▶ _GOAL OF THE EXERCISE_: Write every entry out again exactly, please, and skip the pictures.

━━━━━━━━━━━━━━━━

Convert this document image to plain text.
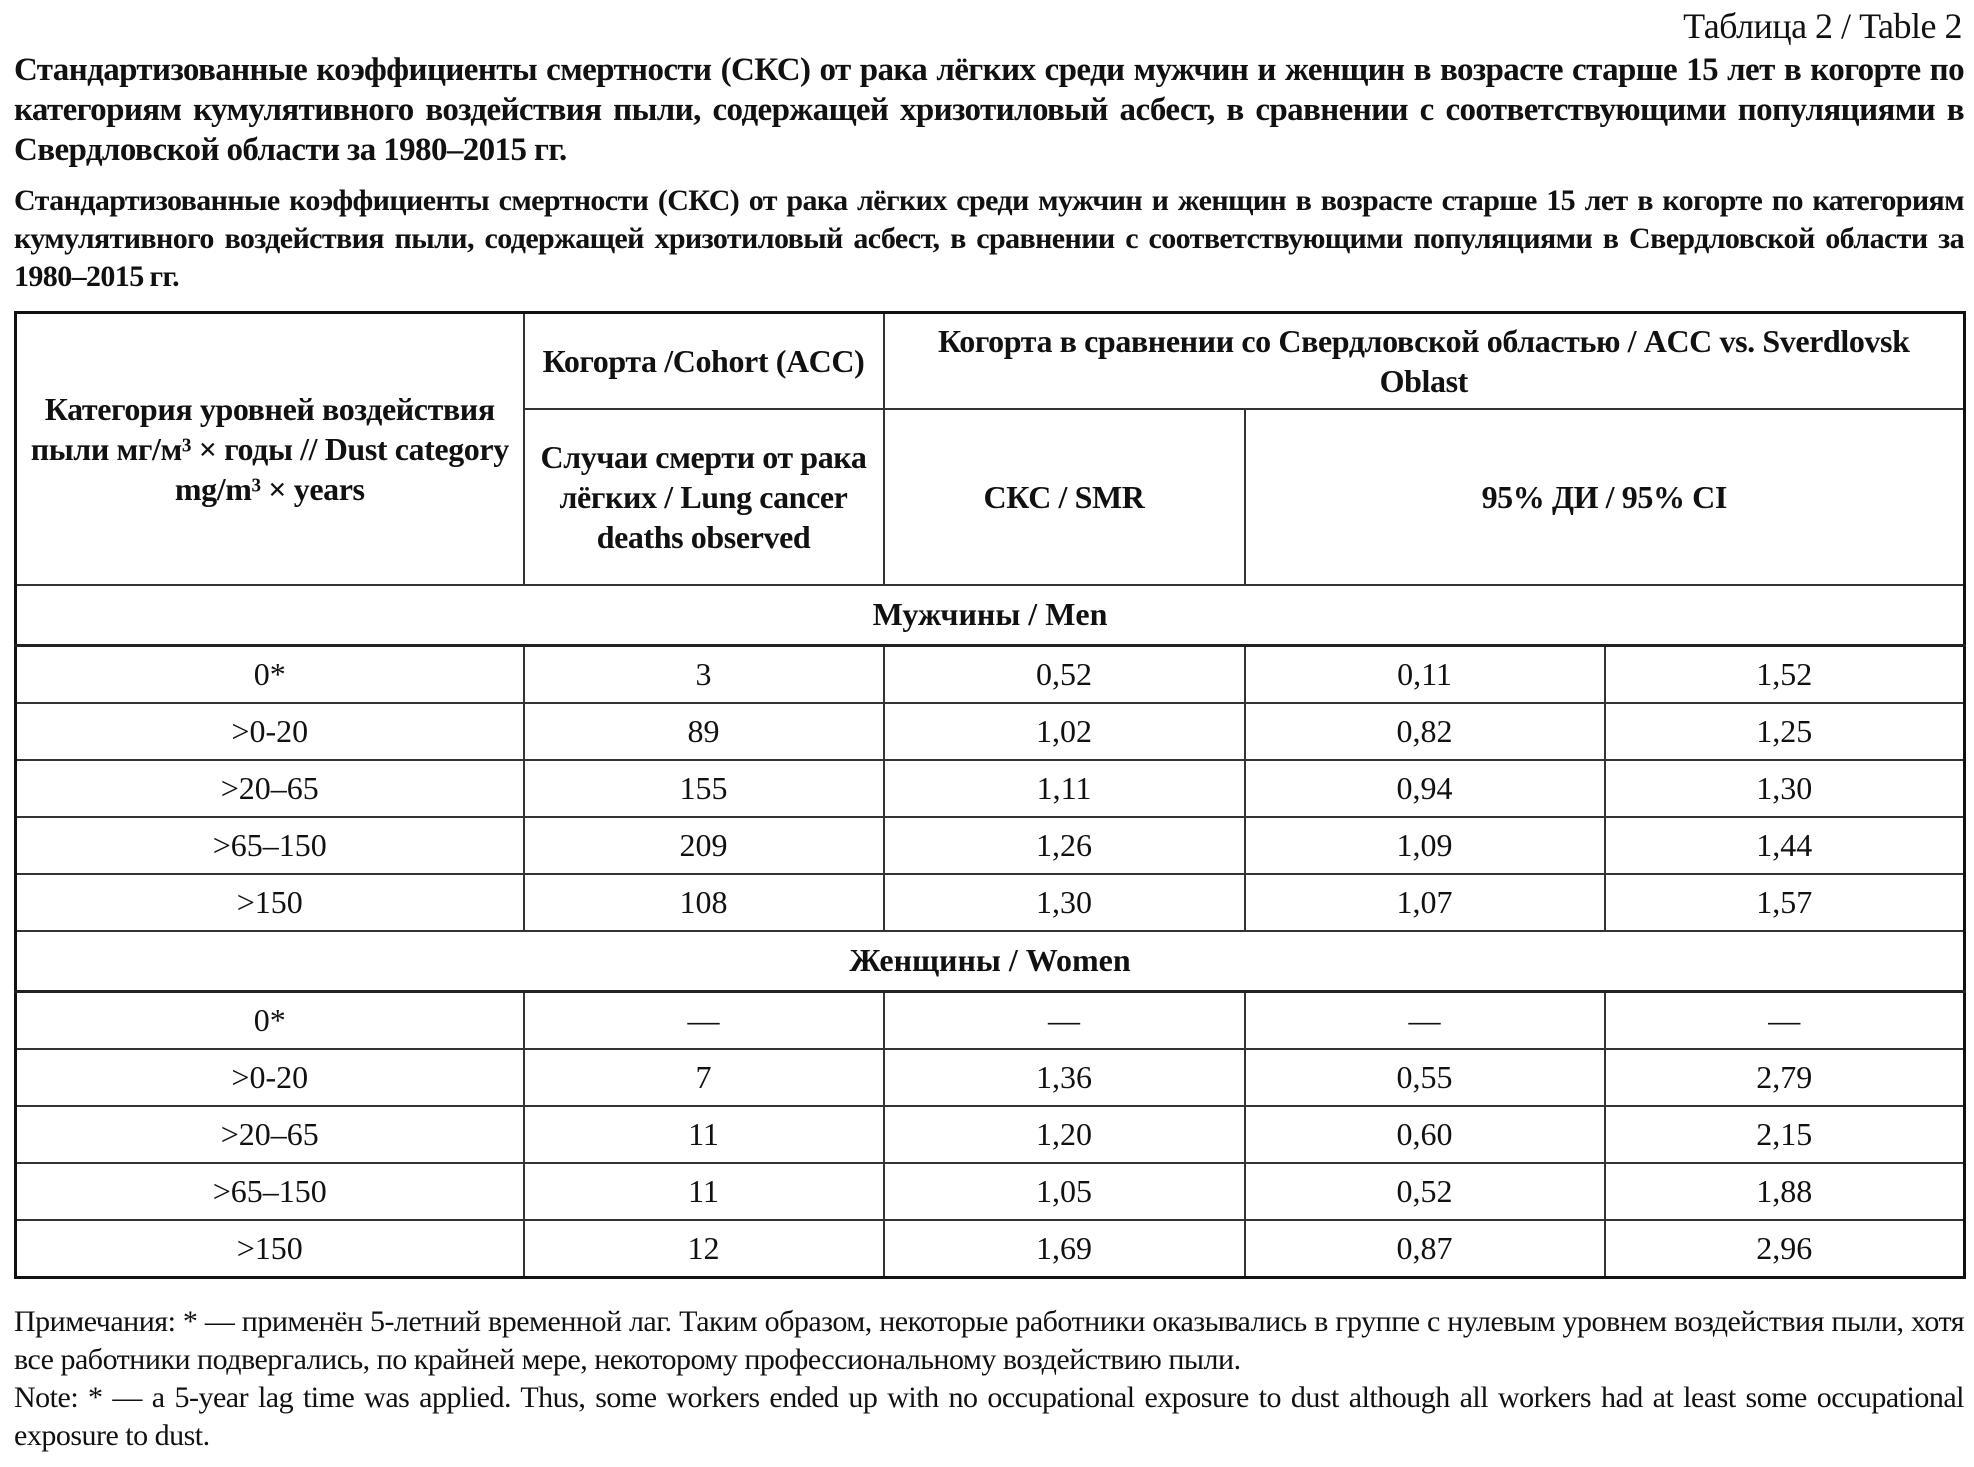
Таблица 2 / Table 2
Стандартизованные коэффициенты смертности (СКС) от рака лёгких среди мужчин и женщин в возрасте старше 15 лет в когорте по категориям кумулятивного воздействия пыли, содержащей хризотиловый асбест, в сравнении с соответствующими популяциями в Свердловской области за 1980–2015 гг.
Стандартизованные коэффициенты смертности (СКС) от рака лёгких среди мужчин и женщин в возрасте старше 15 лет в когорте по категориям кумулятивного воздействия пыли, содержащей хризотиловый асбест, в сравнении с соответствующими популяциями в Свердловской области за 1980–2015 гг.
Категория уровней воздействия пыли мг/м³ × годы // Dust category mg/m³ × years	Когорта /Cohort (ACC)	Когорта в сравнении со Свердловской областью / ACC vs. Sverdlovsk Oblast		
	Случаи смерти от рака лёгких / Lung cancer deaths observed	СКС / SMR	95% ДИ / 95% CI	
Мужчины / Men				
0*	3	0,52	0,11	1,52
>0-20	89	1,02	0,82	1,25
>20–65	155	1,11	0,94	1,30
>65–150	209	1,26	1,09	1,44
>150	108	1,30	1,07	1,57
Женщины / Women				
0*	—	—	—	—
>0-20	7	1,36	0,55	2,79
>20–65	11	1,20	0,60	2,15
>65–150	11	1,05	0,52	1,88
>150	12	1,69	0,87	2,96

Примечания: * — применён 5-летний временной лаг. Таким образом, некоторые работники оказывались в группе с нулевым уровнем воздействия пыли, хотя все работники подвергались, по крайней мере, некоторому профессиональному воздействию пыли.

Note: * — a 5-year lag time was applied. Thus, some workers ended up with no occupational exposure to dust although all workers had at least some occupational exposure to dust.
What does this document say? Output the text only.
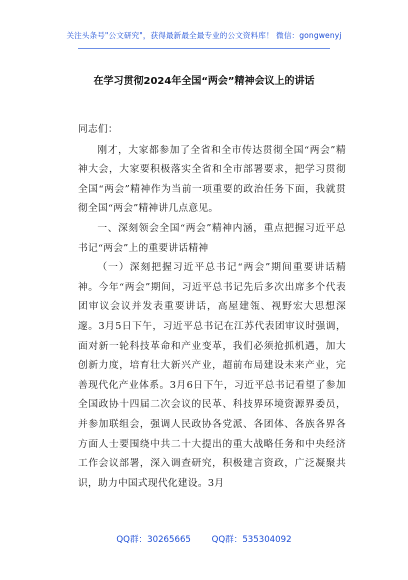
关注头条号"公文研究"，获得最新最全最专业的公文资料库！ 微信：gongwenyj
在学习贯彻2024年全国“两会”精神会议上的讲话

同志们：

刚才，大家都参加了全省和全市传达贯彻全国“两会”精神大会，大家要积极落实全省和全市部署要求，把学习贯彻全国“两会”精神作为当前一项重要的政治任务下面，我就贯彻全国“两会”精神讲几点意见。

一、深刻领会全国“两会”精神内涵，重点把握习近平总书记“两会”上的重要讲话精神

（一）深刻把握习近平总书记“两会”期间重要讲话精神。今年“两会”期间，习近平总书记先后多次出席多个代表团审议会议并发表重要讲话，高屋建瓴、视野宏大思想深邃。3月5日下午，习近平总书记在江苏代表团审议时强调，面对新一轮科技革命和产业变革，我们必须抢抓机遇，加大创新力度，培育壮大新兴产业，超前布局建设未来产业，完善现代化产业体系。3月6日下午，习近平总书记看望了参加全国政协十四届二次会议的民革、科技界环境资源界委员，并参加联组会，强调人民政协各党派、各团体、各族各界各方面人士要围绕中共二十大提出的重大战略任务和中央经济工作会议部署，深入调查研究，积极建言资政，广泛凝聚共识，助力中国式现代化建设。3月

QQ群：30265665 QQ群：535304092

━━━━━━━━━━━━━━━━

▶ _SOLUTION FOR THIS TASK_:
Convert this document image to plain text.
Таблица 2 / Table 2
Стандартизованные коэффициенты смертности (СКС) от рака лёгких среди мужчин и женщин в возрасте старше 15 лет в когорте по категориям кумулятивного воздействия пыли, содержащей хризотиловый асбест, в сравнении с соответствующими популяциями в Свердловской области за 1980–2015 гг.
Стандартизованные коэффициенты смертности (СКС) от рака лёгких среди мужчин и женщин в возрасте старше 15 лет в когорте по категориям кумулятивного воздействия пыли, содержащей хризотиловый асбест, в сравнении с соответствующими популяциями в Свердловской области за 1980–2015 гг.
Категория уровней воздействия пыли мг/м³ × годы // Dust category mg/m³ × years	Когорта /Cohort (ACC)	Когорта в сравнении со Свердловской областью / ACC vs. Sverdlovsk Oblast		
	Случаи смерти от рака лёгких / Lung cancer deaths observed	СКС / SMR	95% ДИ / 95% CI	
Мужчины / Men				
0*	3	0,52	0,11	1,52
>0-20	89	1,02	0,82	1,25
>20–65	155	1,11	0,94	1,30
>65–150	209	1,26	1,09	1,44
>150	108	1,30	1,07	1,57
Женщины / Women				
0*	—	—	—	—
>0-20	7	1,36	0,55	2,79
>20–65	11	1,20	0,60	2,15
>65–150	11	1,05	0,52	1,88
>150	12	1,69	0,87	2,96

Примечания: * — применён 5-летний временной лаг. Таким образом, некоторые работники оказывались в группе с нулевым уровнем воздействия пыли, хотя все работники подвергались, по крайней мере, некоторому профессиональному воздействию пыли.

Note: * — a 5-year lag time was applied. Thus, some workers ended up with no occupational exposure to dust although all workers had at least some occupational exposure to dust.
What does this document say? Output the text only.
关注头条号"公文研究"，获得最新最全最专业的公文资料库！ 微信：gongwenyj
在学习贯彻2024年全国“两会”精神会议上的讲话

同志们：

刚才，大家都参加了全省和全市传达贯彻全国“两会”精神大会，大家要积极落实全省和全市部署要求，把学习贯彻全国“两会”精神作为当前一项重要的政治任务下面，我就贯彻全国“两会”精神讲几点意见。

一、深刻领会全国“两会”精神内涵，重点把握习近平总书记“两会”上的重要讲话精神

（一）深刻把握习近平总书记“两会”期间重要讲话精神。今年“两会”期间，习近平总书记先后多次出席多个代表团审议会议并发表重要讲话，高屋建瓴、视野宏大思想深邃。3月5日下午，习近平总书记在江苏代表团审议时强调，面对新一轮科技革命和产业变革，我们必须抢抓机遇，加大创新力度，培育壮大新兴产业，超前布局建设未来产业，完善现代化产业体系。3月6日下午，习近平总书记看望了参加全国政协十四届二次会议的民革、科技界环境资源界委员，并参加联组会，强调人民政协各党派、各团体、各族各界各方面人士要围绕中共二十大提出的重大战略任务和中央经济工作会议部署，深入调查研究，积极建言资政，广泛凝聚共识，助力中国式现代化建设。3月

QQ群：30265665 QQ群：535304092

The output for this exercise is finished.